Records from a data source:
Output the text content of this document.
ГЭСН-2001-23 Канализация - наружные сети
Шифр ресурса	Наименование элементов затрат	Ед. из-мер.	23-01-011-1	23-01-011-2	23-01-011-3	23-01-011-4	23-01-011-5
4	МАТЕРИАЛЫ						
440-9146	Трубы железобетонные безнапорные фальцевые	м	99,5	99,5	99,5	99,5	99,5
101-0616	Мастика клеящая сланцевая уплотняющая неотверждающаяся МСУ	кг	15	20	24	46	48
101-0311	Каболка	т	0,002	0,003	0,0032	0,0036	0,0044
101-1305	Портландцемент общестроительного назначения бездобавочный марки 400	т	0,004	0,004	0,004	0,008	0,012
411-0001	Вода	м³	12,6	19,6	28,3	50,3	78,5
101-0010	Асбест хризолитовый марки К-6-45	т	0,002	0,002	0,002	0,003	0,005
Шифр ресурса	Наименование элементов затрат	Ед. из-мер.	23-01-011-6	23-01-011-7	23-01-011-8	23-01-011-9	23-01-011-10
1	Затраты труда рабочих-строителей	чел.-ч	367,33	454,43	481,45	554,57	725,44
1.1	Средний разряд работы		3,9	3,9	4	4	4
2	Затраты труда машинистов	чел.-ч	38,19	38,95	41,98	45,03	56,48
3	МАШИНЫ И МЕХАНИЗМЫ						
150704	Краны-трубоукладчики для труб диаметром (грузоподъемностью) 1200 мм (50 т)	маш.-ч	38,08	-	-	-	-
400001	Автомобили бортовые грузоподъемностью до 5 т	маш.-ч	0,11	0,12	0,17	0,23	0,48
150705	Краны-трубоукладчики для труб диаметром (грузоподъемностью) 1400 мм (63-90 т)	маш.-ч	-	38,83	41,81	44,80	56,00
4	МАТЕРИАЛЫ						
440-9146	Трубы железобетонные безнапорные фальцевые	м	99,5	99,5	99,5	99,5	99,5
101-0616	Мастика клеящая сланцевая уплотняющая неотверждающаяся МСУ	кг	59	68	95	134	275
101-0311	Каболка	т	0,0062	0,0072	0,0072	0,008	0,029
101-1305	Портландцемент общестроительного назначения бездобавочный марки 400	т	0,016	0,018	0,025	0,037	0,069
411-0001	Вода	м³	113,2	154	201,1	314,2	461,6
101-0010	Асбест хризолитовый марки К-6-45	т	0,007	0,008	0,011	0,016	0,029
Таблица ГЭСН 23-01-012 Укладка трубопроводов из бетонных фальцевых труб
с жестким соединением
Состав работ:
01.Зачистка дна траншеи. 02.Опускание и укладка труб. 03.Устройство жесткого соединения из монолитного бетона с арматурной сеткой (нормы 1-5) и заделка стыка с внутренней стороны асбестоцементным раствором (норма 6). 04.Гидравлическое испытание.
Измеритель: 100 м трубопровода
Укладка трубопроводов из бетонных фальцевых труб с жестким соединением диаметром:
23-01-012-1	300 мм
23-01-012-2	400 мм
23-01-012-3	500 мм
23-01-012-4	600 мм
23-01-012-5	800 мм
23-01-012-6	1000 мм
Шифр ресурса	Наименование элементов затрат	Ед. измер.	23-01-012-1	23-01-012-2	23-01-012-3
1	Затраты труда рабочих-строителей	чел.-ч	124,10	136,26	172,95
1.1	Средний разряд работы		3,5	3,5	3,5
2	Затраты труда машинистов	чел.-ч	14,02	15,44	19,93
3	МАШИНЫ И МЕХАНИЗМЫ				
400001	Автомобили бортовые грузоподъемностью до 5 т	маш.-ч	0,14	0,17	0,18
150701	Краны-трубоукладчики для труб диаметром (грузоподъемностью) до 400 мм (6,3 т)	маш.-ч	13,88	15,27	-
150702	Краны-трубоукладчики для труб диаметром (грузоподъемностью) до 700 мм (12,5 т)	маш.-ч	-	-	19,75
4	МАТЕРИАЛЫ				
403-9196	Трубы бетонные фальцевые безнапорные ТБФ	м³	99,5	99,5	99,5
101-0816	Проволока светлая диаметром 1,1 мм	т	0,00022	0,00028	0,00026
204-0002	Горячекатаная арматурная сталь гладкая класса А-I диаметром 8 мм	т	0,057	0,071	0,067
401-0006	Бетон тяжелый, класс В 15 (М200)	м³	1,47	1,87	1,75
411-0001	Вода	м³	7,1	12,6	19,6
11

**EXERCISE INSTRUCTIONS**
Repeat each entry word for word.

**RESPONSE TO THIS EXERCISE**
Output the text content of this document.
ГЭСН-2001-23 Канализация - наружные сети
Шифр ресурса	Наименование элементов затрат	Ед. из-мер.	23-01-011-1	23-01-011-2	23-01-011-3	23-01-011-4	23-01-011-5
4	МАТЕРИАЛЫ						
440-9146	Трубы железобетонные безнапорные фальцевые	м	99,5	99,5	99,5	99,5	99,5
101-0616	Мастика клеящая сланцевая уплотняющая неотверждающаяся МСУ	кг	15	20	24	46	48
101-0311	Каболка	т	0,002	0,003	0,0032	0,0036	0,0044
101-1305	Портландцемент общестроительного назначения бездобавочный марки 400	т	0,004	0,004	0,004	0,008	0,012
411-0001	Вода	м³	12,6	19,6	28,3	50,3	78,5
101-0010	Асбест хризолитовый марки К-6-45	т	0,002	0,002	0,002	0,003	0,005
Шифр ресурса	Наименование элементов затрат	Ед. из-мер.	23-01-011-6	23-01-011-7	23-01-011-8	23-01-011-9	23-01-011-10
1	Затраты труда рабочих-строителей	чел.-ч	367,33	454,43	481,45	554,57	725,44
1.1	Средний разряд работы		3,9	3,9	4	4	4
2	Затраты труда машинистов	чел.-ч	38,19	38,95	41,98	45,03	56,48
3	МАШИНЫ И МЕХАНИЗМЫ						
150704	Краны-трубоукладчики для труб диаметром (грузоподъемностью) 1200 мм (50 т)	маш.-ч	38,08	-	-	-	-
400001	Автомобили бортовые грузоподъемностью до 5 т	маш.-ч	0,11	0,12	0,17	0,23	0,48
150705	Краны-трубоукладчики для труб диаметром (грузоподъемностью) 1400 мм (63-90 т)	маш.-ч	-	38,83	41,81	44,80	56,00
4	МАТЕРИАЛЫ						
440-9146	Трубы железобетонные безнапорные фальцевые	м	99,5	99,5	99,5	99,5	99,5
101-0616	Мастика клеящая сланцевая уплотняющая неотверждающаяся МСУ	кг	59	68	95	134	275
101-0311	Каболка	т	0,0062	0,0072	0,0072	0,008	0,029
101-1305	Портландцемент общестроительного назначения бездобавочный марки 400	т	0,016	0,018	0,025	0,037	0,069
411-0001	Вода	м³	113,2	154	201,1	314,2	461,6
101-0010	Асбест хризолитовый марки К-6-45	т	0,007	0,008	0,011	0,016	0,029
Таблица ГЭСН 23-01-012 Укладка трубопроводов из бетонных фальцевых труб
с жестким соединением
Состав работ:
01.Зачистка дна траншеи. 02.Опускание и укладка труб. 03.Устройство жесткого соединения из монолитного бетона с арматурной сеткой (нормы 1-5) и заделка стыка с внутренней стороны асбестоцементным раствором (норма 6). 04.Гидравлическое испытание.
Измеритель: 100 м трубопровода
Укладка трубопроводов из бетонных фальцевых труб с жестким соединением диаметром:
23-01-012-1	300 мм
23-01-012-2	400 мм
23-01-012-3	500 мм
23-01-012-4	600 мм
23-01-012-5	800 мм
23-01-012-6	1000 мм
Шифр ресурса	Наименование элементов затрат	Ед. измер.	23-01-012-1	23-01-012-2	23-01-012-3
1	Затраты труда рабочих-строителей	чел.-ч	124,10	136,26	172,95
1.1	Средний разряд работы		3,5	3,5	3,5
2	Затраты труда машинистов	чел.-ч	14,02	15,44	19,93
3	МАШИНЫ И МЕХАНИЗМЫ				
400001	Автомобили бортовые грузоподъемностью до 5 т	маш.-ч	0,14	0,17	0,18
150701	Краны-трубоукладчики для труб диаметром (грузоподъемностью) до 400 мм (6,3 т)	маш.-ч	13,88	15,27	-
150702	Краны-трубоукладчики для труб диаметром (грузоподъемностью) до 700 мм (12,5 т)	маш.-ч	-	-	19,75
4	МАТЕРИАЛЫ				
403-9196	Трубы бетонные фальцевые безнапорные ТБФ	м³	99,5	99,5	99,5
101-0816	Проволока светлая диаметром 1,1 мм	т	0,00022	0,00028	0,00026
204-0002	Горячекатаная арматурная сталь гладкая класса А-I диаметром 8 мм	т	0,057	0,071	0,067
401-0006	Бетон тяжелый, класс В 15 (М200)	м³	1,47	1,87	1,75
411-0001	Вода	м³	7,1	12,6	19,6
11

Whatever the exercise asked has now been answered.